Sanatın Büyüsel Gücü

Dubuffet Vakfı ile İstanbul Fransız Kültür Merkezi'nin katkılarıyla ülkemize getirilen "XX. yüzyılın büyük bir sanatçısıyla buluşma'' başlıklı sergide Jean Dubuffet'nin 1944-1984 arasını kapsayan baskı ve resimleri bulunuyor.

Biri, geleneksel biçimleme disiplini çevresinde dünüşerek başkalaşım geçiren, öteki, insanın doğal ihtiyaçlarından türeyen ve kaynağına her zaman sadık kalan iki sanat damarının varlığından söz edilebilir. Bunların ilki, bizim, adına ''entelektüel sanat'' dediğimiz olgunun dünden bugüne süregelen yapılanmasıyla ilgili olduğu halde, ikincisi, böyle bir yapılanmayı yansıtmaz, insanın dünya üzerine adımını atmasından itibaren içinde taşıdığı doğal içgüdülerden yola çıkar, elindeki doğal malzemeyle bu içgüdülerin yorumunu aktarır duvar yüzeylerine.

Verilen görev A ▸ Sergi metnine göre sergideki Jean Dubuffet baskı ve resimleri hangi yılları kapsıyor?

Öğe konum verileri ▸
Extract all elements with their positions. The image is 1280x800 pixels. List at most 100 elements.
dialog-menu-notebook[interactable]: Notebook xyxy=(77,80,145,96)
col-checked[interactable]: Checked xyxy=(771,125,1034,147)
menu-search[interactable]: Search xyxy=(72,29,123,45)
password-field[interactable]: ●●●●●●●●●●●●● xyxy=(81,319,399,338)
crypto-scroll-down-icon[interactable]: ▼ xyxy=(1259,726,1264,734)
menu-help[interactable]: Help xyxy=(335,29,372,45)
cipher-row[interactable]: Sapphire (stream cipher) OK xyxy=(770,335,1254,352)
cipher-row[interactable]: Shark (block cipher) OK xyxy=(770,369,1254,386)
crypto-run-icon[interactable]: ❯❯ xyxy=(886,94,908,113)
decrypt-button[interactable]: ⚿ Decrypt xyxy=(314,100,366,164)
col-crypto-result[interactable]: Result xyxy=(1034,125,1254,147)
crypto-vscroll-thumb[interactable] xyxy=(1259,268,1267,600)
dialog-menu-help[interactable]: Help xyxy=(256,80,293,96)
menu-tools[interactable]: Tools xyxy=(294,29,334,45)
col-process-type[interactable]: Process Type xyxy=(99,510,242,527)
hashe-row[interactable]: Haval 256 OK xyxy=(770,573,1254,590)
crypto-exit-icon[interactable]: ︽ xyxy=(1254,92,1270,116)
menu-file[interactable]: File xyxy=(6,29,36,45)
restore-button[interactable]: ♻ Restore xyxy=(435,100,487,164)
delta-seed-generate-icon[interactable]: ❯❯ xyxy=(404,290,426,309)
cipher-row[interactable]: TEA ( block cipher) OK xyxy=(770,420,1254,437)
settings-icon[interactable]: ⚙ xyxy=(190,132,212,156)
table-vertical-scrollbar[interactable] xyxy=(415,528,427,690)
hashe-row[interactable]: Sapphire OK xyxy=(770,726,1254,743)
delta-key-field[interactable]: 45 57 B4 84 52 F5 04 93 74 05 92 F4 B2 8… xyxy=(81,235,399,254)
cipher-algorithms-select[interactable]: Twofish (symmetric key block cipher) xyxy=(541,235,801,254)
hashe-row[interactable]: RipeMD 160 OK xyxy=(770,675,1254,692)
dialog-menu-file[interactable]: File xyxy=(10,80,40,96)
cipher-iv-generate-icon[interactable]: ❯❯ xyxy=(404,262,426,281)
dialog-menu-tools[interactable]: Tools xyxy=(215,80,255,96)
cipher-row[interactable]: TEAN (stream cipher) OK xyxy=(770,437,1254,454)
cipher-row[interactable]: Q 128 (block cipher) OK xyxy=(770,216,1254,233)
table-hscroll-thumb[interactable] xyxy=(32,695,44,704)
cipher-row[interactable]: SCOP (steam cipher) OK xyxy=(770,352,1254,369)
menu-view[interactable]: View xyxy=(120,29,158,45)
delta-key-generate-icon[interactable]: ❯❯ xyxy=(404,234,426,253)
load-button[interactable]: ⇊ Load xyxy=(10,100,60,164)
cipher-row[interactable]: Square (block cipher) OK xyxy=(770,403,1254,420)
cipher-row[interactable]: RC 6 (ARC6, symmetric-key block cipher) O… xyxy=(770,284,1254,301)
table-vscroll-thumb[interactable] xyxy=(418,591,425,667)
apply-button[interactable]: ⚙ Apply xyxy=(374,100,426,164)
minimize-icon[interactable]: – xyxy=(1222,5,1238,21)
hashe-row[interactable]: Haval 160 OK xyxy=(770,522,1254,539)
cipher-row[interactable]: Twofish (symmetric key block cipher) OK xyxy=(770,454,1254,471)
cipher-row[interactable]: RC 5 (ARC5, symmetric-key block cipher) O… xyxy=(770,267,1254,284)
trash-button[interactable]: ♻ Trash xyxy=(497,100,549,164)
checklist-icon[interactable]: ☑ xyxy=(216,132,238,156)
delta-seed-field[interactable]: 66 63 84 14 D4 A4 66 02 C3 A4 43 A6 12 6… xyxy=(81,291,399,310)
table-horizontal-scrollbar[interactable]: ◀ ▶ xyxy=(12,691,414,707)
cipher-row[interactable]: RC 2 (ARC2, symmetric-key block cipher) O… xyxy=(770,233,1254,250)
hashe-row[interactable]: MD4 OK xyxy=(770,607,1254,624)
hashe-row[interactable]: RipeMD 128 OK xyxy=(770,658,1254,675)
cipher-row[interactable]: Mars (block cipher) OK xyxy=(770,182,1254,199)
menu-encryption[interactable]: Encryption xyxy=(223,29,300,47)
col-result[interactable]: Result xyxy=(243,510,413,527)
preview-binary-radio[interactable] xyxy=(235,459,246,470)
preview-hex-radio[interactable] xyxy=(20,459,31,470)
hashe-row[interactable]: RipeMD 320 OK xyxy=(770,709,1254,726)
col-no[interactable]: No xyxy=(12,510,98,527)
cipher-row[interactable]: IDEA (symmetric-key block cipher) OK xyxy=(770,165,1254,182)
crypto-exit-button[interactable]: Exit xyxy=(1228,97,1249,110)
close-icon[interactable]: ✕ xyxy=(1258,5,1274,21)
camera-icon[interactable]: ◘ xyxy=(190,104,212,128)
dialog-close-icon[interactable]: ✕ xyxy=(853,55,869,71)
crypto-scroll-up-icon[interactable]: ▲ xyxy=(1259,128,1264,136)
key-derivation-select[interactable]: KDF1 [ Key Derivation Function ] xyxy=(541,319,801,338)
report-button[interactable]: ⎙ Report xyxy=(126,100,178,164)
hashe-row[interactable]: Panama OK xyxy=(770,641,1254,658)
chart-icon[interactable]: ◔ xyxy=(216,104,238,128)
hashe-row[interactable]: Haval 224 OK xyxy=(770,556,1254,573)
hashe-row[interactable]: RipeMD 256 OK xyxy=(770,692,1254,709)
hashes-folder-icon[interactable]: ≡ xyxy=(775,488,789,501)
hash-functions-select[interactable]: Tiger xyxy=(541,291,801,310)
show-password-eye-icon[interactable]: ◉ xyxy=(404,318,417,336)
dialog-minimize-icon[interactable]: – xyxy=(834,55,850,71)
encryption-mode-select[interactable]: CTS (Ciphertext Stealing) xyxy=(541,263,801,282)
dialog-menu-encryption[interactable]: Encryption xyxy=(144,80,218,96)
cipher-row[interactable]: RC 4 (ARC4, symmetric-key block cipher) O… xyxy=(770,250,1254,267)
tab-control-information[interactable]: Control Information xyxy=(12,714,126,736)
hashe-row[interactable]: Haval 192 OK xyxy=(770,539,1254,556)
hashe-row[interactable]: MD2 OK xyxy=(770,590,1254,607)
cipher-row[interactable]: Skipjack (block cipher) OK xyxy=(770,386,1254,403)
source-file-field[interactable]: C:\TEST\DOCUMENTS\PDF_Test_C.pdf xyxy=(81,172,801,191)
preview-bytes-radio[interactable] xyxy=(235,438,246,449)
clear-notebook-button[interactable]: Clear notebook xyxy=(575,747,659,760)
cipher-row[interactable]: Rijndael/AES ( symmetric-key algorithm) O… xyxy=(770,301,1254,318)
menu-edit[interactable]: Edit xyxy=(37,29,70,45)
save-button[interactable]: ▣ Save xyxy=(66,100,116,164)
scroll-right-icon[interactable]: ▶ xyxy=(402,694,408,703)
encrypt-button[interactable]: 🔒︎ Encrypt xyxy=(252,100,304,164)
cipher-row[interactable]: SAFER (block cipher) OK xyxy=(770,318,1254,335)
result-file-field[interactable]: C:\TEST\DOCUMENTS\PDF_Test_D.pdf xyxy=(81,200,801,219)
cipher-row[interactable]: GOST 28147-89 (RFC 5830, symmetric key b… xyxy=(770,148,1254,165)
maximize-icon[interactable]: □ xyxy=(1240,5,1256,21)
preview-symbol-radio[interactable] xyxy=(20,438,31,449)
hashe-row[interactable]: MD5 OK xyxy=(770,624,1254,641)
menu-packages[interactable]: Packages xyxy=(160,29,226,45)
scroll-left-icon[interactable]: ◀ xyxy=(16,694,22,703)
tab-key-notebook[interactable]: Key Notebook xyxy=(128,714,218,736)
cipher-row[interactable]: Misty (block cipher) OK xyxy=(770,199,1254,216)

Verilen görev B ▸ Lütfen listede "Twofish" dizesini içeren satırların hepsini göster.

Yanıt A ▸ 1944-1984 arasını kapsıyor.

Yanıt B ▸
cipher-algorithms-select[interactable]: Twofish (symmetric key block cipher) xyxy=(541,235,801,254)
cipher-row[interactable]: Twofish (symmetric key block cipher) OK xyxy=(770,454,1254,471)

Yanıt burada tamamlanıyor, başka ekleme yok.